## Supplied entries
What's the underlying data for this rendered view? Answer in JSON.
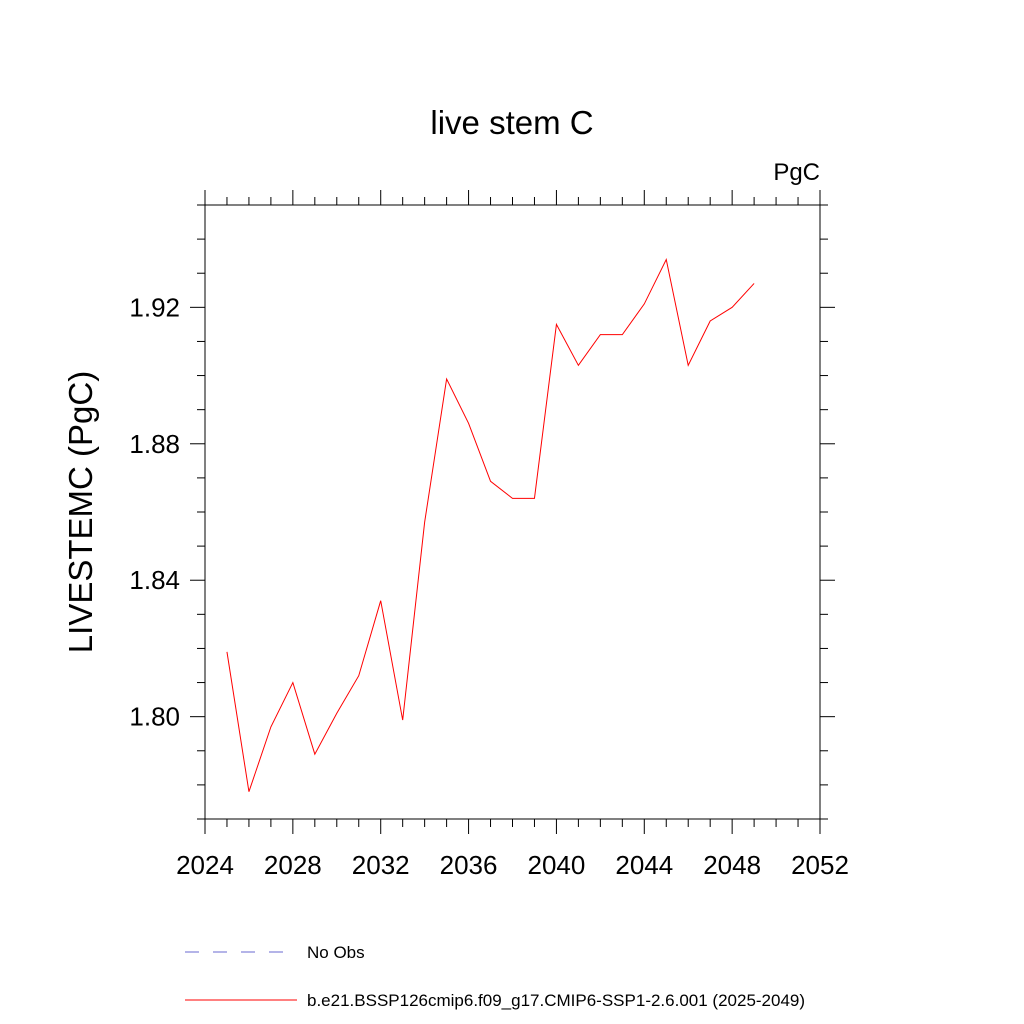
{
  "chart_data": {
    "type": "line",
    "title": "live stem C",
    "units": "PgC",
    "xlabel": "",
    "ylabel": "LIVESTEMC  (PgC)",
    "xlim": [
      2024,
      2052
    ],
    "ylim": [
      1.77,
      1.95
    ],
    "x_ticks": [
      2024,
      2028,
      2032,
      2036,
      2040,
      2044,
      2048,
      2052
    ],
    "y_ticks": [
      1.8,
      1.84,
      1.88,
      1.92
    ],
    "y_tick_labels": [
      "1.80",
      "1.84",
      "1.88",
      "1.92"
    ],
    "grid": false,
    "legend_position": "bottom",
    "series": [
      {
        "name": "b.e21.BSSP126cmip6.f09_g17.CMIP6-SSP1-2.6.001 (2025-2049)",
        "color": "#ff0000",
        "dash": "solid",
        "x": [
          2025,
          2026,
          2027,
          2028,
          2029,
          2030,
          2031,
          2032,
          2033,
          2034,
          2035,
          2036,
          2037,
          2038,
          2039,
          2040,
          2041,
          2042,
          2043,
          2044,
          2045,
          2046,
          2047,
          2048,
          2049
        ],
        "values": [
          1.819,
          1.778,
          1.797,
          1.81,
          1.789,
          1.801,
          1.812,
          1.834,
          1.799,
          1.857,
          1.899,
          1.886,
          1.869,
          1.864,
          1.864,
          1.915,
          1.903,
          1.912,
          1.912,
          1.921,
          1.934,
          1.903,
          1.916,
          1.92,
          1.927
        ]
      }
    ],
    "legend": [
      {
        "label": "No Obs",
        "color": "#6a6ad0",
        "dash": "dashed"
      },
      {
        "label": "b.e21.BSSP126cmip6.f09_g17.CMIP6-SSP1-2.6.001 (2025-2049)",
        "color": "#ff0000",
        "dash": "solid"
      }
    ]
  }
}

## Instructions for the task
Each entry must be retyped word for word, with every image omitted.

## Output of the task
What's the underlying data for this rendered view? Answer in JSON.
{
  "chart_data": {
    "type": "line",
    "title": "live stem C",
    "units": "PgC",
    "xlabel": "",
    "ylabel": "LIVESTEMC  (PgC)",
    "xlim": [
      2024,
      2052
    ],
    "ylim": [
      1.77,
      1.95
    ],
    "x_ticks": [
      2024,
      2028,
      2032,
      2036,
      2040,
      2044,
      2048,
      2052
    ],
    "y_ticks": [
      1.8,
      1.84,
      1.88,
      1.92
    ],
    "y_tick_labels": [
      "1.80",
      "1.84",
      "1.88",
      "1.92"
    ],
    "grid": false,
    "legend_position": "bottom",
    "series": [
      {
        "name": "b.e21.BSSP126cmip6.f09_g17.CMIP6-SSP1-2.6.001 (2025-2049)",
        "color": "#ff0000",
        "dash": "solid",
        "x": [
          2025,
          2026,
          2027,
          2028,
          2029,
          2030,
          2031,
          2032,
          2033,
          2034,
          2035,
          2036,
          2037,
          2038,
          2039,
          2040,
          2041,
          2042,
          2043,
          2044,
          2045,
          2046,
          2047,
          2048,
          2049
        ],
        "values": [
          1.819,
          1.778,
          1.797,
          1.81,
          1.789,
          1.801,
          1.812,
          1.834,
          1.799,
          1.857,
          1.899,
          1.886,
          1.869,
          1.864,
          1.864,
          1.915,
          1.903,
          1.912,
          1.912,
          1.921,
          1.934,
          1.903,
          1.916,
          1.92,
          1.927
        ]
      }
    ],
    "legend": [
      {
        "label": "No Obs",
        "color": "#6a6ad0",
        "dash": "dashed"
      },
      {
        "label": "b.e21.BSSP126cmip6.f09_g17.CMIP6-SSP1-2.6.001 (2025-2049)",
        "color": "#ff0000",
        "dash": "solid"
      }
    ]
  }
}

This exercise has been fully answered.